> _What you are asked to do_
Reply with the count of lines holding "will", nothing more.

> _Records for the exercise_
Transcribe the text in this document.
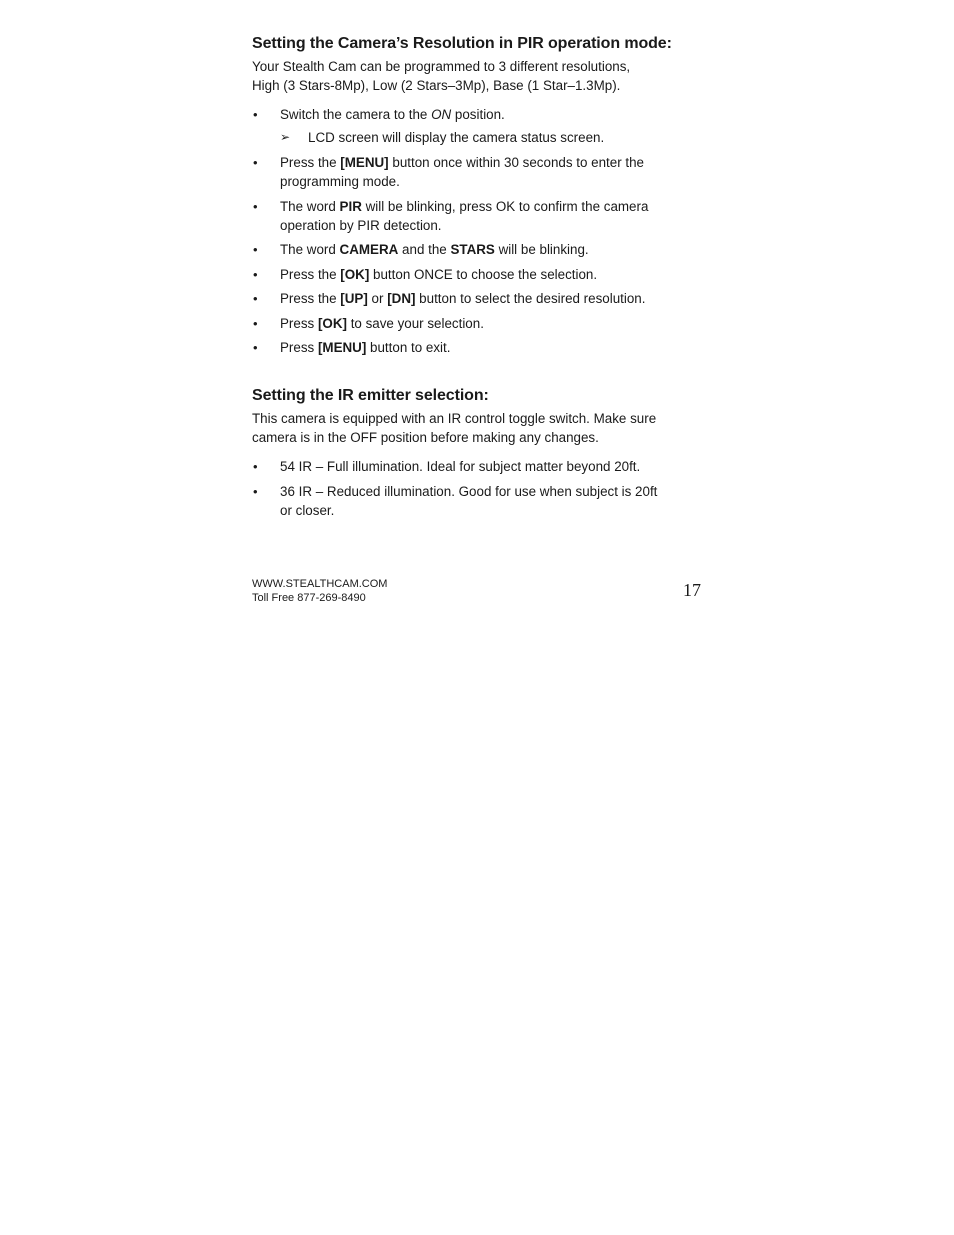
Setting the Camera’s Resolution in PIR operation mode:
Your Stealth Cam can be programmed to 3 different resolutions,
High (3 Stars-8Mp), Low (2 Stars–3Mp), Base (1 Star–1.3Mp).
• Switch the camera to the ON position.
➢ LCD screen will display the camera status screen.
• Press the [MENU] button once within 30 seconds to enter the
programming mode.
• The word PIR will be blinking, press OK to confirm the camera
operation by PIR detection.
• The word CAMERA and the STARS will be blinking.
• Press the [OK] button ONCE to choose the selection.
• Press the [UP] or [DN] button to select the desired resolution.
• Press [OK] to save your selection.
• Press [MENU] button to exit.
Setting the IR emitter selection:
This camera is equipped with an IR control toggle switch. Make sure
camera is in the OFF position before making any changes.
• 54 IR – Full illumination. Ideal for subject matter beyond 20ft.
• 36 IR – Reduced illumination. Good for use when subject is 20ft
or closer.
WWW.STEALTHCAM.COM
Toll Free 877-269-8490	17
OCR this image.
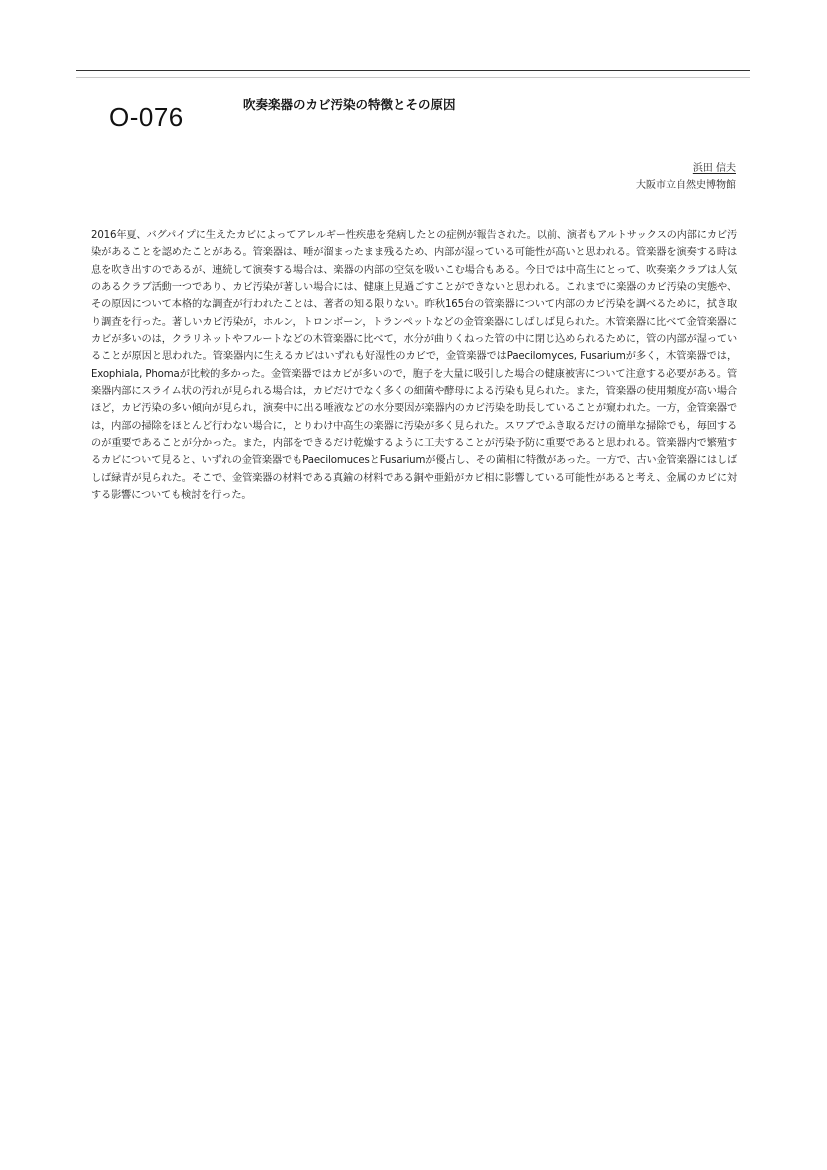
O-076	吹奏楽器のカビ汚染の特徴とその原因
浜田 信夫
大阪市立自然史博物館

2016年夏、バグパイプに生えたカビによってアレルギー性疾患を発病したとの症例が報告された。以前、演者もアルトサックスの内部にカビ汚染があることを認めたことがある。管楽器は、唾が溜まったまま残るため、内部が湿っている可能性が高いと思われる。管楽器を演奏する時は息を吹き出すのであるが、連続して演奏する場合は、楽器の内部の空気を吸いこむ場合もある。今日では中高生にとって、吹奏楽クラブは人気のあるクラブ活動一つであり、カビ汚染が著しい場合には、健康上見過ごすことができないと思われる。これまでに楽器のカビ汚染の実態や、その原因について本格的な調査が行われたことは、著者の知る限りない。昨秋165台の管楽器について内部のカビ汚染を調べるために，拭き取り調査を行った。著しいカビ汚染が，ホルン，トロンボーン，トランペットなどの金管楽器にしばしば見られた。木管楽器に比べて金管楽器にカビが多いのは，クラリネットやフルートなどの木管楽器に比べて，水分が曲りくねった管の中に閉じ込められるために，管の内部が湿っていることが原因と思われた。管楽器内に生えるカビはいずれも好湿性のカビで，金管楽器ではPaecilomyces, Fusariumが多く，木管楽器では，Exophiala, Phomaが比較的多かった。金管楽器ではカビが多いので，胞子を大量に吸引した場合の健康被害について注意する必要がある。管楽器内部にスライム状の汚れが見られる場合は，カビだけでなく多くの細菌や酵母による汚染も見られた。また，管楽器の使用頻度が高い場合ほど，カビ汚染の多い傾向が見られ，演奏中に出る唾液などの水分要因が楽器内のカビ汚染を助長していることが窺われた。一方，金管楽器では，内部の掃除をほとんど行わない場合に，とりわけ中高生の楽器に汚染が多く見られた。スワブでふき取るだけの簡単な掃除でも，毎回するのが重要であることが分かった。また，内部をできるだけ乾燥するように工夫することが汚染予防に重要であると思われる。管楽器内で繁殖するカビについて見ると、いずれの金管楽器でもPaecilomucesとFusariumが優占し、その菌相に特徴があった。一方で、古い金管楽器にはしばしば緑青が見られた。そこで、金管楽器の材料である真鍮の材料である銅や亜鉛がカビ相に影響している可能性があると考え、金属のカビに対する影響についても検討を行った。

> _Complete output_
3